[Collection entries]
────

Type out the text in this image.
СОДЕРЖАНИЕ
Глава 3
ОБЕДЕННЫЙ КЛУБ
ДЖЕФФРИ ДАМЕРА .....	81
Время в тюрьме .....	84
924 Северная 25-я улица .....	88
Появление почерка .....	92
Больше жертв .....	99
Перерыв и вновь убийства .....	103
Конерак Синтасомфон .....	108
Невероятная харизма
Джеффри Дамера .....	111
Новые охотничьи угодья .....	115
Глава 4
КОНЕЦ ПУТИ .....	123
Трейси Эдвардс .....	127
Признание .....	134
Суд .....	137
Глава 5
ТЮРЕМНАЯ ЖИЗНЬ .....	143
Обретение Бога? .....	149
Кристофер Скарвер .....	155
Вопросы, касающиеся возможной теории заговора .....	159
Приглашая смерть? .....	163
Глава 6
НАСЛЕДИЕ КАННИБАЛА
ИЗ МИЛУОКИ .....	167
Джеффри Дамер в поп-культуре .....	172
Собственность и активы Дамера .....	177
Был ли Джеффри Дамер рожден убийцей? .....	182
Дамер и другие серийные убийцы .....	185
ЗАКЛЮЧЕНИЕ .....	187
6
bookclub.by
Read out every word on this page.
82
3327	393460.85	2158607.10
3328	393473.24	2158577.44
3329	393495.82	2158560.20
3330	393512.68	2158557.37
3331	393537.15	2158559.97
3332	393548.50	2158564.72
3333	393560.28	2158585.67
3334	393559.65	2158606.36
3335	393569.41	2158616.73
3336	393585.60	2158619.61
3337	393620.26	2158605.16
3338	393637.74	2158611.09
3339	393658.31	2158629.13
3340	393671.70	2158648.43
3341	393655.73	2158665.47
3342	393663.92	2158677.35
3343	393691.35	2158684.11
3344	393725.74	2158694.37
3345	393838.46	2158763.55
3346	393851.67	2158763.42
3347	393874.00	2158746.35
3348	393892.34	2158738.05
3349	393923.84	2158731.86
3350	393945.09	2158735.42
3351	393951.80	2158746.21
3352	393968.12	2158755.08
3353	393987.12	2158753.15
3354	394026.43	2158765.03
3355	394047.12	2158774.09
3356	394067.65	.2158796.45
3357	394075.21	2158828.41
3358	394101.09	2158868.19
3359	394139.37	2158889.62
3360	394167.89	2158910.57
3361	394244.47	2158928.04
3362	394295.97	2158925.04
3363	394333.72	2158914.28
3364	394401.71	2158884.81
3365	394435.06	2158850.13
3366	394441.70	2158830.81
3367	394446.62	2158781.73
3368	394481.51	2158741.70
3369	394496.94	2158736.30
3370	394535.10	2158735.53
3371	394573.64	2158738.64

────

Work to complete »
Each line from the one with "Read out every word on this page." through the last line of the records must be written out word for word. Include nothing else.

Expected answer »
Read out every word on this page.
82
3327	393460.85	2158607.10
3328	393473.24	2158577.44
3329	393495.82	2158560.20
3330	393512.68	2158557.37
3331	393537.15	2158559.97
3332	393548.50	2158564.72
3333	393560.28	2158585.67
3334	393559.65	2158606.36
3335	393569.41	2158616.73
3336	393585.60	2158619.61
3337	393620.26	2158605.16
3338	393637.74	2158611.09
3339	393658.31	2158629.13
3340	393671.70	2158648.43
3341	393655.73	2158665.47
3342	393663.92	2158677.35
3343	393691.35	2158684.11
3344	393725.74	2158694.37
3345	393838.46	2158763.55
3346	393851.67	2158763.42
3347	393874.00	2158746.35
3348	393892.34	2158738.05
3349	393923.84	2158731.86
3350	393945.09	2158735.42
3351	393951.80	2158746.21
3352	393968.12	2158755.08
3353	393987.12	2158753.15
3354	394026.43	2158765.03
3355	394047.12	2158774.09
3356	394067.65	.2158796.45
3357	394075.21	2158828.41
3358	394101.09	2158868.19
3359	394139.37	2158889.62
3360	394167.89	2158910.57
3361	394244.47	2158928.04
3362	394295.97	2158925.04
3363	394333.72	2158914.28
3364	394401.71	2158884.81
3365	394435.06	2158850.13
3366	394441.70	2158830.81
3367	394446.62	2158781.73
3368	394481.51	2158741.70
3369	394496.94	2158736.30
3370	394535.10	2158735.53
3371	394573.64	2158738.64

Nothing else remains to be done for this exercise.